> **Exercise instructions**
Pick out every line below that contains the word "data" and copy each one.

> **Records shown**
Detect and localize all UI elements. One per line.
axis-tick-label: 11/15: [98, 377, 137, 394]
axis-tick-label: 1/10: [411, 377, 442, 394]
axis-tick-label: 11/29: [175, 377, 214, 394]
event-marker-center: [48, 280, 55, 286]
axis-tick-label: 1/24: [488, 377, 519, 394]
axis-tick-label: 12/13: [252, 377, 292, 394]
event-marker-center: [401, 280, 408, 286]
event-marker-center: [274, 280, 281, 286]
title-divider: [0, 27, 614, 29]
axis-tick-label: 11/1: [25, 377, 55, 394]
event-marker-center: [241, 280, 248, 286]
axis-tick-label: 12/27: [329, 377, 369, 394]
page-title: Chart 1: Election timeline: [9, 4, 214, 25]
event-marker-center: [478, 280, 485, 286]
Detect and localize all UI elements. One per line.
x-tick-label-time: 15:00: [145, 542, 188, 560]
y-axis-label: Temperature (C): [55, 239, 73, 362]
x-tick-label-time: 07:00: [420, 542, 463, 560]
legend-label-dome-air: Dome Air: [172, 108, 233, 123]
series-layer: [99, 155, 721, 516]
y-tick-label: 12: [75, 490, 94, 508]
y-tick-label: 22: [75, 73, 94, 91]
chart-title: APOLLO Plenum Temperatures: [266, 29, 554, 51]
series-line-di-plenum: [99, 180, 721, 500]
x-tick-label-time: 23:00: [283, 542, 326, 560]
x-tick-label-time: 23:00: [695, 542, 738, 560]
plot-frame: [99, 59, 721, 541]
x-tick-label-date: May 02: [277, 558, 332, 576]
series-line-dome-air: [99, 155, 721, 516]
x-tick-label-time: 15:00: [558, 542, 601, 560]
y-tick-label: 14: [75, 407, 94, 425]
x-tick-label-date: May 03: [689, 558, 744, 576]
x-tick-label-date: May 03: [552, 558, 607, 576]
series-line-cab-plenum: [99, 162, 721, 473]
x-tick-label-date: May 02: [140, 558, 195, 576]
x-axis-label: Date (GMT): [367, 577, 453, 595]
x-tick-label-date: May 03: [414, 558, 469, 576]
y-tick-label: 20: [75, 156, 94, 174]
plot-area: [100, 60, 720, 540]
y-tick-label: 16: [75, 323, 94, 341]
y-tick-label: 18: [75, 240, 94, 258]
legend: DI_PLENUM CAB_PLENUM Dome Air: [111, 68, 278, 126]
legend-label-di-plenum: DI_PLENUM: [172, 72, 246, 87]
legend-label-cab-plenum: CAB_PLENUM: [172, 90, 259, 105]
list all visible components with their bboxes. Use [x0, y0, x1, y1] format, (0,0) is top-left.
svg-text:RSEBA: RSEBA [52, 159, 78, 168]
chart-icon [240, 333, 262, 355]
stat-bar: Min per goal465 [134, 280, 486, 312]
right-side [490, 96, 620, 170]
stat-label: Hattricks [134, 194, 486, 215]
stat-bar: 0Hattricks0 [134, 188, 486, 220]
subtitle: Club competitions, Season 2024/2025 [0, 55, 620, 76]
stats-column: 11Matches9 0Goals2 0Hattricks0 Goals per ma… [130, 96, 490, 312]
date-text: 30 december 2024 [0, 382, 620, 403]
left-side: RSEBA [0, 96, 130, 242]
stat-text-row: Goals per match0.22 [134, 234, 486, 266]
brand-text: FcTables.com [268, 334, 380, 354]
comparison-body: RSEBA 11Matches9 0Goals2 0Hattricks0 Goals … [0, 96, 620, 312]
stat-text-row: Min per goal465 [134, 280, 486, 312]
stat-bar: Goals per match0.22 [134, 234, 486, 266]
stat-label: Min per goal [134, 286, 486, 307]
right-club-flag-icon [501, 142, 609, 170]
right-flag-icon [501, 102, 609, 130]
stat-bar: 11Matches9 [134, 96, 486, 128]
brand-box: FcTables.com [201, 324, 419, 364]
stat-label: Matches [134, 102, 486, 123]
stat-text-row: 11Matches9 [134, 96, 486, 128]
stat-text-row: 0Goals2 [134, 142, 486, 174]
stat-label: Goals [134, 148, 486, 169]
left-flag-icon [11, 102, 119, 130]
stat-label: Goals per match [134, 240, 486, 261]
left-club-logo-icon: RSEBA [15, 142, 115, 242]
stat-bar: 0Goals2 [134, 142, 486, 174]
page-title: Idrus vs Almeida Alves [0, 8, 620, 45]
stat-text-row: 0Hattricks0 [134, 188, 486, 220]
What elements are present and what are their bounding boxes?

--

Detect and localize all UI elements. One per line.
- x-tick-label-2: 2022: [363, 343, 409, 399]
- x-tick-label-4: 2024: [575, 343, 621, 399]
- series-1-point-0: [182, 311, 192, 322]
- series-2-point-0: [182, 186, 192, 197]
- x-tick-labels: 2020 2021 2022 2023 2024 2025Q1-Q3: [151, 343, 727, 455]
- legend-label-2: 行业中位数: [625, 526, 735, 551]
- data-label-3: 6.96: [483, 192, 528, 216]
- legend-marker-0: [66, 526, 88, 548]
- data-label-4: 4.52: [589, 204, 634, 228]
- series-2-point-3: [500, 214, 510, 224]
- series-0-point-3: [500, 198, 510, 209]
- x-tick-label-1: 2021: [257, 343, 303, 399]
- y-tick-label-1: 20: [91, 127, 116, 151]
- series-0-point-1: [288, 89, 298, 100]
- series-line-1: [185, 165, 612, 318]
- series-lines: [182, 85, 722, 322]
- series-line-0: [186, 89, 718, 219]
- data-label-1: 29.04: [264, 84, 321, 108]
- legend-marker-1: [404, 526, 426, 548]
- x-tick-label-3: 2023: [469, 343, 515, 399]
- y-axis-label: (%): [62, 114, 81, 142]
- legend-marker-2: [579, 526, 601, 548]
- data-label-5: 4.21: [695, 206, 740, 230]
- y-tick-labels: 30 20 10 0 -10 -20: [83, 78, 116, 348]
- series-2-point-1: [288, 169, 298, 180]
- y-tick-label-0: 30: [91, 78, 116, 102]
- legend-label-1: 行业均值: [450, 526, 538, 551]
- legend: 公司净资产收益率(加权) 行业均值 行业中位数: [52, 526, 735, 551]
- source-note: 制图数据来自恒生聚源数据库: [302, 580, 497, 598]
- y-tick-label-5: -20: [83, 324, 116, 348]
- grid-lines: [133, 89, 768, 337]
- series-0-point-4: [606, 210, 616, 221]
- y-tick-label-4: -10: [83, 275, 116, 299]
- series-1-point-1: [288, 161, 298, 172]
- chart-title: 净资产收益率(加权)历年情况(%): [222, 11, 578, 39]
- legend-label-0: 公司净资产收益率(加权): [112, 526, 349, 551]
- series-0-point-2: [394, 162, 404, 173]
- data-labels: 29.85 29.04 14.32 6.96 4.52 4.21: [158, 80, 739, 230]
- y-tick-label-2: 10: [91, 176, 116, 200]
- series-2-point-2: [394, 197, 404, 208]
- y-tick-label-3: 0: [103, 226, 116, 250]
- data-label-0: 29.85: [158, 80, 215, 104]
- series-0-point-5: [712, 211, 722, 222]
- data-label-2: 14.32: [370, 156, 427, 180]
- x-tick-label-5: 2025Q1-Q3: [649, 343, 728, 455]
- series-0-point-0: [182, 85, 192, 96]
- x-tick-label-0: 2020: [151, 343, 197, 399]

> **Full answer**
- data-label-3: 6.96: [483, 192, 528, 216]
- data-label-4: 4.52: [589, 204, 634, 228]
- data-label-1: 29.04: [264, 84, 321, 108]
- data-label-5: 4.21: [695, 206, 740, 230]
- data-labels: 29.85 29.04 14.32 6.96 4.52 4.21: [158, 80, 739, 230]
- data-label-0: 29.85: [158, 80, 215, 104]
- data-label-2: 14.32: [370, 156, 427, 180]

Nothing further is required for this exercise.